> **Input data**
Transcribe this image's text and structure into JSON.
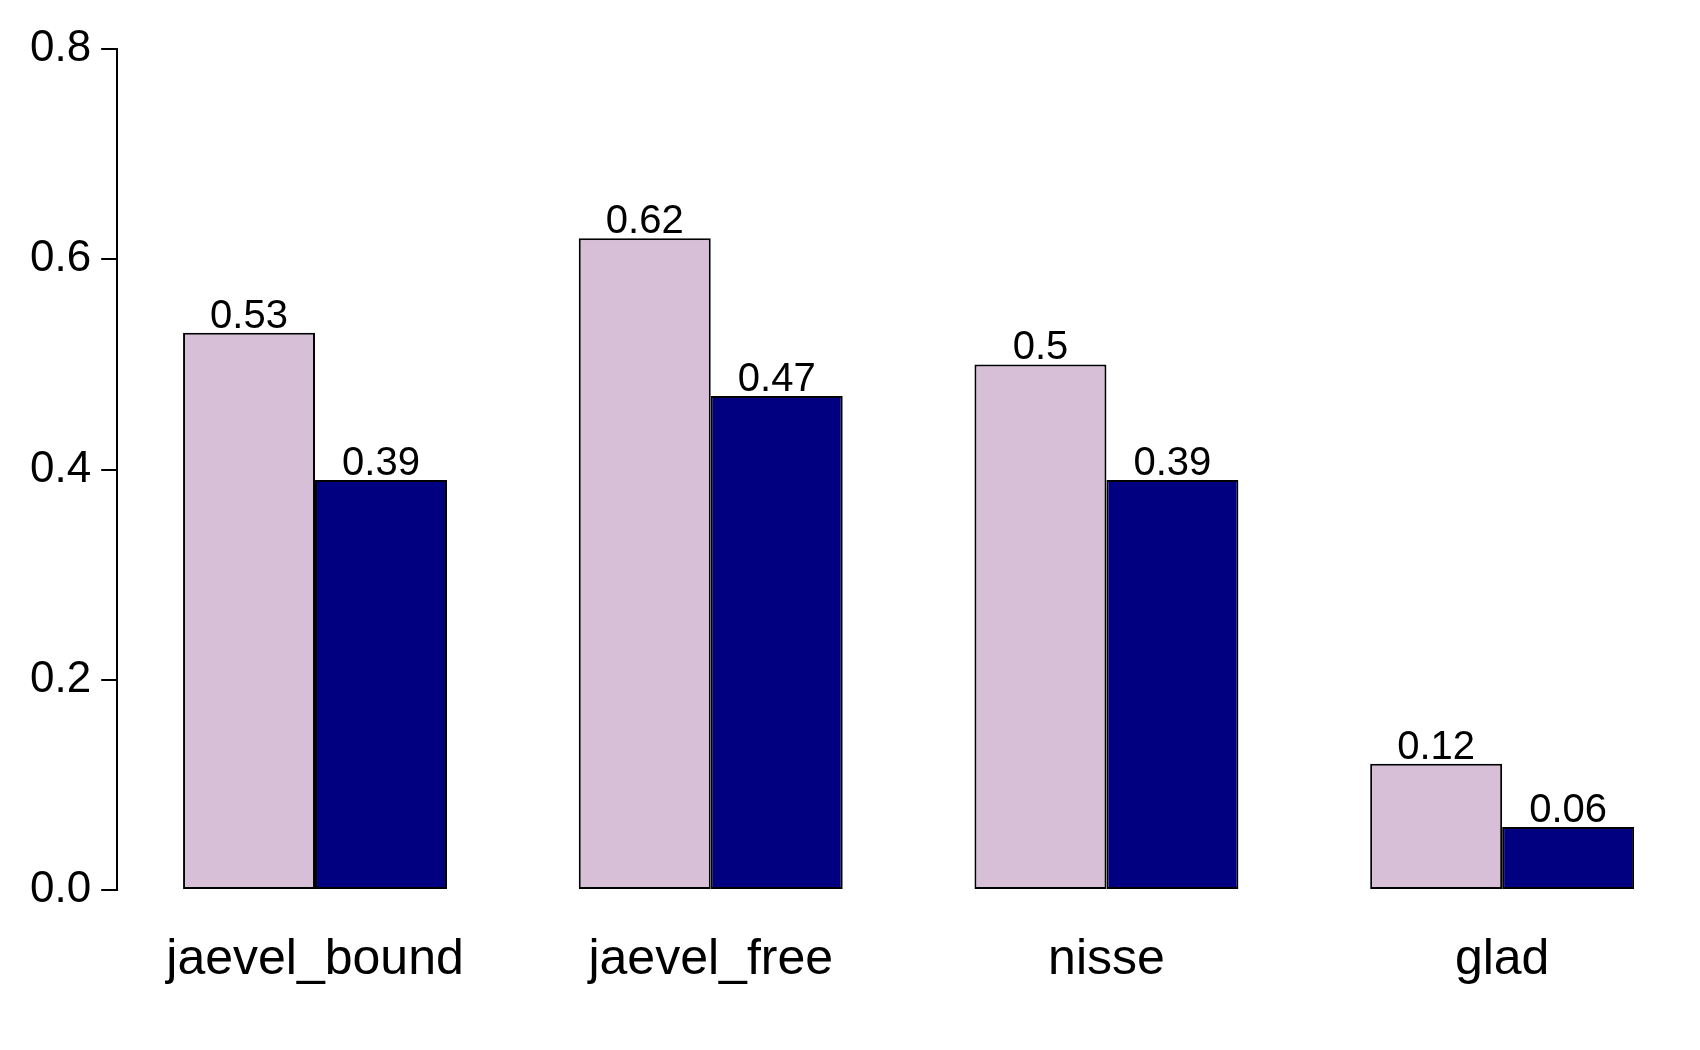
{
  "chart_data": {
    "type": "bar",
    "categories": [
      "jaevel_bound",
      "jaevel_free",
      "nisse",
      "glad"
    ],
    "series": [
      {
        "color": "#d8bfd8",
        "values": [
          0.53,
          0.62,
          0.5,
          0.12
        ]
      },
      {
        "color": "#000080",
        "values": [
          0.39,
          0.47,
          0.39,
          0.06
        ]
      }
    ],
    "ylim": [
      0,
      0.8
    ],
    "yticks": [
      {
        "value": 0,
        "label": "0.0"
      },
      {
        "value": 0.2,
        "label": "0.2"
      },
      {
        "value": 0.4,
        "label": "0.4"
      },
      {
        "value": 0.6,
        "label": "0.6"
      },
      {
        "value": 0.8,
        "label": "0.8"
      }
    ],
    "data_labels": true,
    "grid": false,
    "legend": false
  }
}
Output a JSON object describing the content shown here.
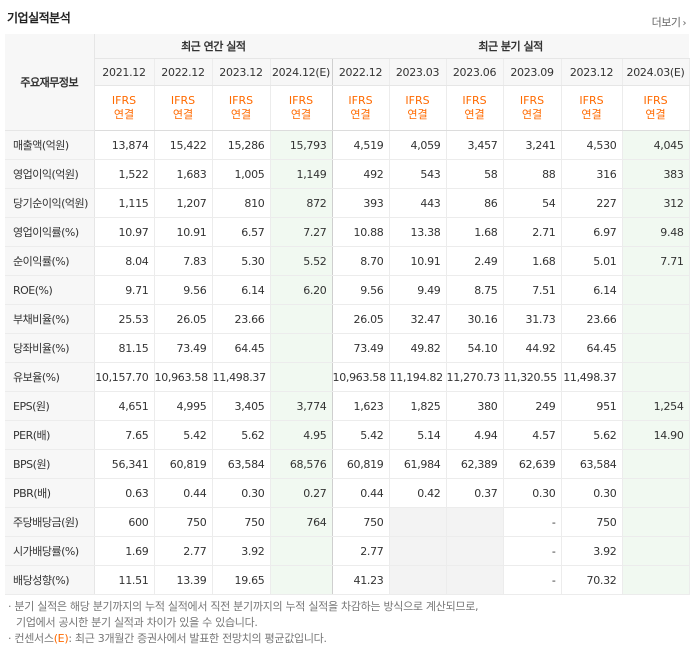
{
  "section_title": "기업실적분석",
  "more_label": "더보기",
  "header": {
    "label_col": "주요재무정보",
    "annual_group": "최근 연간 실적",
    "quarter_group": "최근 분기 실적",
    "periods": [
      "2021.12",
      "2022.12",
      "2023.12",
      "2024.12(E)",
      "2022.12",
      "2023.03",
      "2023.06",
      "2023.09",
      "2023.12",
      "2024.03(E)"
    ],
    "ifrs_line1": "IFRS",
    "ifrs_line2": "연결"
  },
  "rows": [
    {
      "label": "매출액(억원)",
      "values": [
        "13,874",
        "15,422",
        "15,286",
        "15,793",
        "4,519",
        "4,059",
        "3,457",
        "3,241",
        "4,530",
        "4,045"
      ]
    },
    {
      "label": "영업이익(억원)",
      "values": [
        "1,522",
        "1,683",
        "1,005",
        "1,149",
        "492",
        "543",
        "58",
        "88",
        "316",
        "383"
      ]
    },
    {
      "label": "당기순이익(억원)",
      "values": [
        "1,115",
        "1,207",
        "810",
        "872",
        "393",
        "443",
        "86",
        "54",
        "227",
        "312"
      ]
    },
    {
      "label": "영업이익률(%)",
      "values": [
        "10.97",
        "10.91",
        "6.57",
        "7.27",
        "10.88",
        "13.38",
        "1.68",
        "2.71",
        "6.97",
        "9.48"
      ]
    },
    {
      "label": "순이익률(%)",
      "values": [
        "8.04",
        "7.83",
        "5.30",
        "5.52",
        "8.70",
        "10.91",
        "2.49",
        "1.68",
        "5.01",
        "7.71"
      ]
    },
    {
      "label": "ROE(%)",
      "values": [
        "9.71",
        "9.56",
        "6.14",
        "6.20",
        "9.56",
        "9.49",
        "8.75",
        "7.51",
        "6.14",
        ""
      ]
    },
    {
      "label": "부채비율(%)",
      "values": [
        "25.53",
        "26.05",
        "23.66",
        "",
        "26.05",
        "32.47",
        "30.16",
        "31.73",
        "23.66",
        ""
      ]
    },
    {
      "label": "당좌비율(%)",
      "values": [
        "81.15",
        "73.49",
        "64.45",
        "",
        "73.49",
        "49.82",
        "54.10",
        "44.92",
        "64.45",
        ""
      ]
    },
    {
      "label": "유보율(%)",
      "values": [
        "10,157.70",
        "10,963.58",
        "11,498.37",
        "",
        "10,963.58",
        "11,194.82",
        "11,270.73",
        "11,320.55",
        "11,498.37",
        ""
      ]
    },
    {
      "label": "EPS(원)",
      "values": [
        "4,651",
        "4,995",
        "3,405",
        "3,774",
        "1,623",
        "1,825",
        "380",
        "249",
        "951",
        "1,254"
      ]
    },
    {
      "label": "PER(배)",
      "values": [
        "7.65",
        "5.42",
        "5.62",
        "4.95",
        "5.42",
        "5.14",
        "4.94",
        "4.57",
        "5.62",
        "14.90"
      ]
    },
    {
      "label": "BPS(원)",
      "values": [
        "56,341",
        "60,819",
        "63,584",
        "68,576",
        "60,819",
        "61,984",
        "62,389",
        "62,639",
        "63,584",
        ""
      ]
    },
    {
      "label": "PBR(배)",
      "values": [
        "0.63",
        "0.44",
        "0.30",
        "0.27",
        "0.44",
        "0.42",
        "0.37",
        "0.30",
        "0.30",
        ""
      ]
    },
    {
      "label": "주당배당금(원)",
      "values": [
        "600",
        "750",
        "750",
        "764",
        "750",
        "",
        "",
        "-",
        "750",
        ""
      ]
    },
    {
      "label": "시가배당률(%)",
      "values": [
        "1.69",
        "2.77",
        "3.92",
        "",
        "2.77",
        "",
        "",
        "-",
        "3.92",
        ""
      ]
    },
    {
      "label": "배당성향(%)",
      "values": [
        "11.51",
        "13.39",
        "19.65",
        "",
        "41.23",
        "",
        "",
        "-",
        "70.32",
        ""
      ]
    }
  ],
  "notes": {
    "line1": "분기 실적은 해당 분기까지의 누적 실적에서 직전 분기까지의 누적 실적을 차감하는 방식으로 계산되므로,",
    "line2": "기업에서 공시한 분기 실적과 차이가 있을 수 있습니다.",
    "line3_prefix": "컨센서스",
    "line3_mark": "(E)",
    "line3_suffix": ": 최근 3개월간 증권사에서 발표한 전망치의 평균값입니다."
  }
}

> **Set exercise**
Each record must be quoted in full and exactly. Do not include the pictures.

> **Answer below**
Transcribe this image's text and structure into JSON.
{
  "chart_data": {
    "type": "bar",
    "categories": [
      "jaevel_bound",
      "jaevel_free",
      "nisse",
      "glad"
    ],
    "series": [
      {
        "color": "#d8bfd8",
        "values": [
          0.53,
          0.62,
          0.5,
          0.12
        ]
      },
      {
        "color": "#000080",
        "values": [
          0.39,
          0.47,
          0.39,
          0.06
        ]
      }
    ],
    "ylim": [
      0,
      0.8
    ],
    "yticks": [
      {
        "value": 0,
        "label": "0.0"
      },
      {
        "value": 0.2,
        "label": "0.2"
      },
      {
        "value": 0.4,
        "label": "0.4"
      },
      {
        "value": 0.6,
        "label": "0.6"
      },
      {
        "value": 0.8,
        "label": "0.8"
      }
    ],
    "data_labels": true,
    "grid": false,
    "legend": false
  }
}
Output a JSON object describing the content shown here.
{
  "section_title": "기업실적분석",
  "more_label": "더보기",
  "header": {
    "label_col": "주요재무정보",
    "annual_group": "최근 연간 실적",
    "quarter_group": "최근 분기 실적",
    "periods": [
      "2021.12",
      "2022.12",
      "2023.12",
      "2024.12(E)",
      "2022.12",
      "2023.03",
      "2023.06",
      "2023.09",
      "2023.12",
      "2024.03(E)"
    ],
    "ifrs_line1": "IFRS",
    "ifrs_line2": "연결"
  },
  "rows": [
    {
      "label": "매출액(억원)",
      "values": [
        "13,874",
        "15,422",
        "15,286",
        "15,793",
        "4,519",
        "4,059",
        "3,457",
        "3,241",
        "4,530",
        "4,045"
      ]
    },
    {
      "label": "영업이익(억원)",
      "values": [
        "1,522",
        "1,683",
        "1,005",
        "1,149",
        "492",
        "543",
        "58",
        "88",
        "316",
        "383"
      ]
    },
    {
      "label": "당기순이익(억원)",
      "values": [
        "1,115",
        "1,207",
        "810",
        "872",
        "393",
        "443",
        "86",
        "54",
        "227",
        "312"
      ]
    },
    {
      "label": "영업이익률(%)",
      "values": [
        "10.97",
        "10.91",
        "6.57",
        "7.27",
        "10.88",
        "13.38",
        "1.68",
        "2.71",
        "6.97",
        "9.48"
      ]
    },
    {
      "label": "순이익률(%)",
      "values": [
        "8.04",
        "7.83",
        "5.30",
        "5.52",
        "8.70",
        "10.91",
        "2.49",
        "1.68",
        "5.01",
        "7.71"
      ]
    },
    {
      "label": "ROE(%)",
      "values": [
        "9.71",
        "9.56",
        "6.14",
        "6.20",
        "9.56",
        "9.49",
        "8.75",
        "7.51",
        "6.14",
        ""
      ]
    },
    {
      "label": "부채비율(%)",
      "values": [
        "25.53",
        "26.05",
        "23.66",
        "",
        "26.05",
        "32.47",
        "30.16",
        "31.73",
        "23.66",
        ""
      ]
    },
    {
      "label": "당좌비율(%)",
      "values": [
        "81.15",
        "73.49",
        "64.45",
        "",
        "73.49",
        "49.82",
        "54.10",
        "44.92",
        "64.45",
        ""
      ]
    },
    {
      "label": "유보율(%)",
      "values": [
        "10,157.70",
        "10,963.58",
        "11,498.37",
        "",
        "10,963.58",
        "11,194.82",
        "11,270.73",
        "11,320.55",
        "11,498.37",
        ""
      ]
    },
    {
      "label": "EPS(원)",
      "values": [
        "4,651",
        "4,995",
        "3,405",
        "3,774",
        "1,623",
        "1,825",
        "380",
        "249",
        "951",
        "1,254"
      ]
    },
    {
      "label": "PER(배)",
      "values": [
        "7.65",
        "5.42",
        "5.62",
        "4.95",
        "5.42",
        "5.14",
        "4.94",
        "4.57",
        "5.62",
        "14.90"
      ]
    },
    {
      "label": "BPS(원)",
      "values": [
        "56,341",
        "60,819",
        "63,584",
        "68,576",
        "60,819",
        "61,984",
        "62,389",
        "62,639",
        "63,584",
        ""
      ]
    },
    {
      "label": "PBR(배)",
      "values": [
        "0.63",
        "0.44",
        "0.30",
        "0.27",
        "0.44",
        "0.42",
        "0.37",
        "0.30",
        "0.30",
        ""
      ]
    },
    {
      "label": "주당배당금(원)",
      "values": [
        "600",
        "750",
        "750",
        "764",
        "750",
        "",
        "",
        "-",
        "750",
        ""
      ]
    },
    {
      "label": "시가배당률(%)",
      "values": [
        "1.69",
        "2.77",
        "3.92",
        "",
        "2.77",
        "",
        "",
        "-",
        "3.92",
        ""
      ]
    },
    {
      "label": "배당성향(%)",
      "values": [
        "11.51",
        "13.39",
        "19.65",
        "",
        "41.23",
        "",
        "",
        "-",
        "70.32",
        ""
      ]
    }
  ],
  "notes": {
    "line1": "분기 실적은 해당 분기까지의 누적 실적에서 직전 분기까지의 누적 실적을 차감하는 방식으로 계산되므로,",
    "line2": "기업에서 공시한 분기 실적과 차이가 있을 수 있습니다.",
    "line3_prefix": "컨센서스",
    "line3_mark": "(E)",
    "line3_suffix": ": 최근 3개월간 증권사에서 발표한 전망치의 평균값입니다."
  }
}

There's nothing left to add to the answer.